> [Work to complete]: Every line of the material that follows must be printed again exactly.

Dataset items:
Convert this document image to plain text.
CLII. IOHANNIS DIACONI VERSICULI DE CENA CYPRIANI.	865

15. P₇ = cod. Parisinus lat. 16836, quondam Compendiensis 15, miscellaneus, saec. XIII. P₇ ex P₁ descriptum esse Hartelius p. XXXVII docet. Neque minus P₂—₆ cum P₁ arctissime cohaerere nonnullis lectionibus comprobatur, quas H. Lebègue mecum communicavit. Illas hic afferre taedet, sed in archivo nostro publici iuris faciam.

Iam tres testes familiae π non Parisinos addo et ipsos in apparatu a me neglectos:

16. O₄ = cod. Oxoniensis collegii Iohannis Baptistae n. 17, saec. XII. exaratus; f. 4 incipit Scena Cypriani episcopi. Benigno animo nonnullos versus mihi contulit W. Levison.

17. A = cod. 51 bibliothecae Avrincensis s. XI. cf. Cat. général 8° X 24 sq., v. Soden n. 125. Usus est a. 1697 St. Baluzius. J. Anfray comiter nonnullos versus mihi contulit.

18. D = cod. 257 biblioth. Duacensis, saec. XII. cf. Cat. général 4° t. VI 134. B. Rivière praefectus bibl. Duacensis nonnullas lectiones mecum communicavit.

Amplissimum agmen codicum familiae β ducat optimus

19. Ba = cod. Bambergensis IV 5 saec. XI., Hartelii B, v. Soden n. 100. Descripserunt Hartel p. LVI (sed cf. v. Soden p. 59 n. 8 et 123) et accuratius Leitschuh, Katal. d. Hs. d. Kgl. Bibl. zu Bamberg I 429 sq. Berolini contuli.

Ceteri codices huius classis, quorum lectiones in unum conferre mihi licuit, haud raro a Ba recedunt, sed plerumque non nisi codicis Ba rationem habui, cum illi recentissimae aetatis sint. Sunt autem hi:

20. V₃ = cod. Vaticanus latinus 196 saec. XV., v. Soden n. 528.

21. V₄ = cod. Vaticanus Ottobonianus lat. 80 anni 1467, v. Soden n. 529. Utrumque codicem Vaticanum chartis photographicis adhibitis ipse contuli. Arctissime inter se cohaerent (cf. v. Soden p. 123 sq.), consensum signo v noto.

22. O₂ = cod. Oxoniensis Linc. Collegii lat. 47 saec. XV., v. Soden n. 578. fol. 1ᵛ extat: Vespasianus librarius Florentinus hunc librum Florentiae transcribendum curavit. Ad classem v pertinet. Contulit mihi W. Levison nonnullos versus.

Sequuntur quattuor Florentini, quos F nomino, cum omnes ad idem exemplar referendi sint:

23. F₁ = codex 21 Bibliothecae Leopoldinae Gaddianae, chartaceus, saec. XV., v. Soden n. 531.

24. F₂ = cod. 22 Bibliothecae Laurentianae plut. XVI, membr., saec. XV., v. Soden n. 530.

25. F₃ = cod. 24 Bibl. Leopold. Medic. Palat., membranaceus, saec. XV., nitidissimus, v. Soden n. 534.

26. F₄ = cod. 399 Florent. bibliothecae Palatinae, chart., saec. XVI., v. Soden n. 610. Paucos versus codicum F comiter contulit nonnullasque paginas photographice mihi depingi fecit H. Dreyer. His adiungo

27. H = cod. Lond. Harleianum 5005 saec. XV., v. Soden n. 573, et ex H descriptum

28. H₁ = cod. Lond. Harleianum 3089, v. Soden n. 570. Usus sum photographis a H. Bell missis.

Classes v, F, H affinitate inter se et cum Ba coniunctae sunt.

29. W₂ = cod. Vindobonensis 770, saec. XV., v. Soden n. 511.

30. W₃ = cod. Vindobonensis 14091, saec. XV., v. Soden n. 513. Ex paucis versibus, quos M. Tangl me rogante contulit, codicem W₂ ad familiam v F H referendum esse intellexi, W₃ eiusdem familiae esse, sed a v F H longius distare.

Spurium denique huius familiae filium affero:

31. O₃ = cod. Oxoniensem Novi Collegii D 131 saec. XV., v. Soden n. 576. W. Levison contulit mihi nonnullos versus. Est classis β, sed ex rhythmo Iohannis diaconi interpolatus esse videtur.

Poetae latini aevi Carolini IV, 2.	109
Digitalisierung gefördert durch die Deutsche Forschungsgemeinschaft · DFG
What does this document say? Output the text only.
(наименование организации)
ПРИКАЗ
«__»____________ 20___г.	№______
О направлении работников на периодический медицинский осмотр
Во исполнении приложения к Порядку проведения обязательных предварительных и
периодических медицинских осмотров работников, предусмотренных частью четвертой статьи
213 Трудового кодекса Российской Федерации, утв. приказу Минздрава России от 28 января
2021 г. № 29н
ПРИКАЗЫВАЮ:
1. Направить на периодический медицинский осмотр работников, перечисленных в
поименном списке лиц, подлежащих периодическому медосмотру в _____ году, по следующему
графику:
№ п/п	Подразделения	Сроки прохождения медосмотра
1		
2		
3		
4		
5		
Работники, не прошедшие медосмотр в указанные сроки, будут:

> [Response]:
Convert this document image to plain text.
CLII. IOHANNIS DIACONI VERSICULI DE CENA CYPRIANI.	865

15. P₇ = cod. Parisinus lat. 16836, quondam Compendiensis 15, miscellaneus, saec. XIII. P₇ ex P₁ descriptum esse Hartelius p. XXXVII docet. Neque minus P₂—₆ cum P₁ arctissime cohaerere nonnullis lectionibus comprobatur, quas H. Lebègue mecum communicavit. Illas hic afferre taedet, sed in archivo nostro publici iuris faciam.

Iam tres testes familiae π non Parisinos addo et ipsos in apparatu a me neglectos:

16. O₄ = cod. Oxoniensis collegii Iohannis Baptistae n. 17, saec. XII. exaratus; f. 4 incipit Scena Cypriani episcopi. Benigno animo nonnullos versus mihi contulit W. Levison.

17. A = cod. 51 bibliothecae Avrincensis s. XI. cf. Cat. général 8° X 24 sq., v. Soden n. 125. Usus est a. 1697 St. Baluzius. J. Anfray comiter nonnullos versus mihi contulit.

18. D = cod. 257 biblioth. Duacensis, saec. XII. cf. Cat. général 4° t. VI 134. B. Rivière praefectus bibl. Duacensis nonnullas lectiones mecum communicavit.

Amplissimum agmen codicum familiae β ducat optimus

19. Ba = cod. Bambergensis IV 5 saec. XI., Hartelii B, v. Soden n. 100. Descripserunt Hartel p. LVI (sed cf. v. Soden p. 59 n. 8 et 123) et accuratius Leitschuh, Katal. d. Hs. d. Kgl. Bibl. zu Bamberg I 429 sq. Berolini contuli.

Ceteri codices huius classis, quorum lectiones in unum conferre mihi licuit, haud raro a Ba recedunt, sed plerumque non nisi codicis Ba rationem habui, cum illi recentissimae aetatis sint. Sunt autem hi:

20. V₃ = cod. Vaticanus latinus 196 saec. XV., v. Soden n. 528.

21. V₄ = cod. Vaticanus Ottobonianus lat. 80 anni 1467, v. Soden n. 529. Utrumque codicem Vaticanum chartis photographicis adhibitis ipse contuli. Arctissime inter se cohaerent (cf. v. Soden p. 123 sq.), consensum signo v noto.

22. O₂ = cod. Oxoniensis Linc. Collegii lat. 47 saec. XV., v. Soden n. 578. fol. 1ᵛ extat: Vespasianus librarius Florentinus hunc librum Florentiae transcribendum curavit. Ad classem v pertinet. Contulit mihi W. Levison nonnullos versus.

Sequuntur quattuor Florentini, quos F nomino, cum omnes ad idem exemplar referendi sint:

23. F₁ = codex 21 Bibliothecae Leopoldinae Gaddianae, chartaceus, saec. XV., v. Soden n. 531.

24. F₂ = cod. 22 Bibliothecae Laurentianae plut. XVI, membr., saec. XV., v. Soden n. 530.

25. F₃ = cod. 24 Bibl. Leopold. Medic. Palat., membranaceus, saec. XV., nitidissimus, v. Soden n. 534.

26. F₄ = cod. 399 Florent. bibliothecae Palatinae, chart., saec. XVI., v. Soden n. 610. Paucos versus codicum F comiter contulit nonnullasque paginas photographice mihi depingi fecit H. Dreyer. His adiungo

27. H = cod. Lond. Harleianum 5005 saec. XV., v. Soden n. 573, et ex H descriptum

28. H₁ = cod. Lond. Harleianum 3089, v. Soden n. 570. Usus sum photographis a H. Bell missis.

Classes v, F, H affinitate inter se et cum Ba coniunctae sunt.

29. W₂ = cod. Vindobonensis 770, saec. XV., v. Soden n. 511.

30. W₃ = cod. Vindobonensis 14091, saec. XV., v. Soden n. 513. Ex paucis versibus, quos M. Tangl me rogante contulit, codicem W₂ ad familiam v F H referendum esse intellexi, W₃ eiusdem familiae esse, sed a v F H longius distare.

Spurium denique huius familiae filium affero:

31. O₃ = cod. Oxoniensem Novi Collegii D 131 saec. XV., v. Soden n. 576. W. Levison contulit mihi nonnullos versus. Est classis β, sed ex rhythmo Iohannis diaconi interpolatus esse videtur.

Poetae latini aevi Carolini IV, 2.	109
Digitalisierung gefördert durch die Deutsche Forschungsgemeinschaft · DFG
What does this document say? Output the text only.
(наименование организации)
ПРИКАЗ
«__»____________ 20___г.	№______
О направлении работников на периодический медицинский осмотр
Во исполнении приложения к Порядку проведения обязательных предварительных и
периодических медицинских осмотров работников, предусмотренных частью четвертой статьи
213 Трудового кодекса Российской Федерации, утв. приказу Минздрава России от 28 января
2021 г. № 29н
ПРИКАЗЫВАЮ:
1. Направить на периодический медицинский осмотр работников, перечисленных в
поименном списке лиц, подлежащих периодическому медосмотру в _____ году, по следующему
графику:
№ п/п	Подразделения	Сроки прохождения медосмотра
1		
2		
3		
4		
5		
Работники, не прошедшие медосмотр в указанные сроки, будут:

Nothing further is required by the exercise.